---------- Source document

The cell data you pay for is your cell data usage, you (of course) don't pay them for your wifi data usage.


Have a look at Ting. No worries with tethering (with my Pixel or any other device I've tried).

(Disclaimer: Happy customer and investor with Ting/Tucows since 2012)

https://help.ting.com/hc/en-us/articles/205422068-Tethering-...


What happens when you try? Does it pop up a message saying that your provider hasn't authorised it?

I used to use Vodafone NL, and apparently they used a SIM provider ID that matched Verizon or something in the US, so my phone (Pixel 1 at the time) would ask Verizon if this SIM was allowed to use tethering, and of course it said no. Part of the reason I moved carriers, also the new one has unlimited data which is better anyhow.

Vodafone had no idea what was going on, although they did try. Eventually they just said they couldn't help.

Anyway, maybe something similar going on for you.


When I try to turn it on, a dialog box pops up, telling me to go to some att website or dial 611. I think att because Cricket piggybacks off them.


So basically Google that made Pixel is betraying users by giving out that they want to use tethering?


My Google annoyance is that they don't build call recording into the phone. I know they probably do it to avoid their customers getting into trouble using it where they shouldn't but there are lots of illegal things I can do with my phone that they don't try to police.


The problem is that feature would constitute something made explicitly for illegal uses, much like drug paraphernalia, so would expose them to huge liability.

--------------------
---------- Entries supplied

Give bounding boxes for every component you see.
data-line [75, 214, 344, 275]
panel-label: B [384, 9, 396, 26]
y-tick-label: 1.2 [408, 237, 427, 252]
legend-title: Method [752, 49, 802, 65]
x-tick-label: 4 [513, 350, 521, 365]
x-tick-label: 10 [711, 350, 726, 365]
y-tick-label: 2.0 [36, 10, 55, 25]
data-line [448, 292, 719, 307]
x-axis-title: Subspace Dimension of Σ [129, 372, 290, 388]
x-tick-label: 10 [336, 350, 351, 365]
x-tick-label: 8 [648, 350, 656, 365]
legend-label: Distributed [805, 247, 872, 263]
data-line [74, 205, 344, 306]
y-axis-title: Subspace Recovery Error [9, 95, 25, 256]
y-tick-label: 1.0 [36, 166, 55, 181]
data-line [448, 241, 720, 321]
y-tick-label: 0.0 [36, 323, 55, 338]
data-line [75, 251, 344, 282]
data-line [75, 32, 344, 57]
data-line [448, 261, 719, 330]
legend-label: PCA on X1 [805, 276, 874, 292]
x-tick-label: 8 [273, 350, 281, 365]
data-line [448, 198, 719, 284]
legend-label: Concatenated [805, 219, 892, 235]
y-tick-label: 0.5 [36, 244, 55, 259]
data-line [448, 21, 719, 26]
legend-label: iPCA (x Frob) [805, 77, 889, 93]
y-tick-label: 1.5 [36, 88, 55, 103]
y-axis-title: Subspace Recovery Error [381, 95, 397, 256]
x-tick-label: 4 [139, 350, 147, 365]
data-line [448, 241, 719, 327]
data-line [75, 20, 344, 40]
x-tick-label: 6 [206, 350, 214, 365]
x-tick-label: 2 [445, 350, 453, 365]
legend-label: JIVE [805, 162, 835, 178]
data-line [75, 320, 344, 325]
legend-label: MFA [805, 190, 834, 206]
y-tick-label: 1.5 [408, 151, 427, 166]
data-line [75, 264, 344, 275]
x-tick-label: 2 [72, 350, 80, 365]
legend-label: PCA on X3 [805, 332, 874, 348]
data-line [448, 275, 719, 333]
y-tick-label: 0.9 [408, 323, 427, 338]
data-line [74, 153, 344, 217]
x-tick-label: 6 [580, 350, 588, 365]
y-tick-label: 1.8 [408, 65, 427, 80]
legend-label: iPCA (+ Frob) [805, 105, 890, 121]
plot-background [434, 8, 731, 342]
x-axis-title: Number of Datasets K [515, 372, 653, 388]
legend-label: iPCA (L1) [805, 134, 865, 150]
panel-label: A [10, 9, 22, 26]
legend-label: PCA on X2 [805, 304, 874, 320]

--------------------

▶ **Task instructions**
**1)** According to the tethering discussion, since what year has the commenter been a customer of and investor in Ting/Tucows?
**2)** Write out the passage of the tethering discussion starting with "(Disclaimer: Happy customer" and going on through "is better anyhow.", substituting "Sprint" for "Verizon" wherever it occurs.

▶ **List of solutions**
**1)** Since 2012.

**2)**
(Disclaimer: Happy customer and investor with Ting/Tucows since 2012)

https://help.ting.com/hc/en-us/articles/205422068-Tethering-...


What happens when you try? Does it pop up a message saying that your provider hasn't authorised it?

I used to use Vodafone NL, and apparently they used a SIM provider ID that matched Sprint or something in the US, so my phone (Pixel 1 at the time) would ask Sprint if this SIM was allowed to use tethering, and of course it said no. Part of the reason I moved carriers, also the new one has unlimited data which is better anyhow.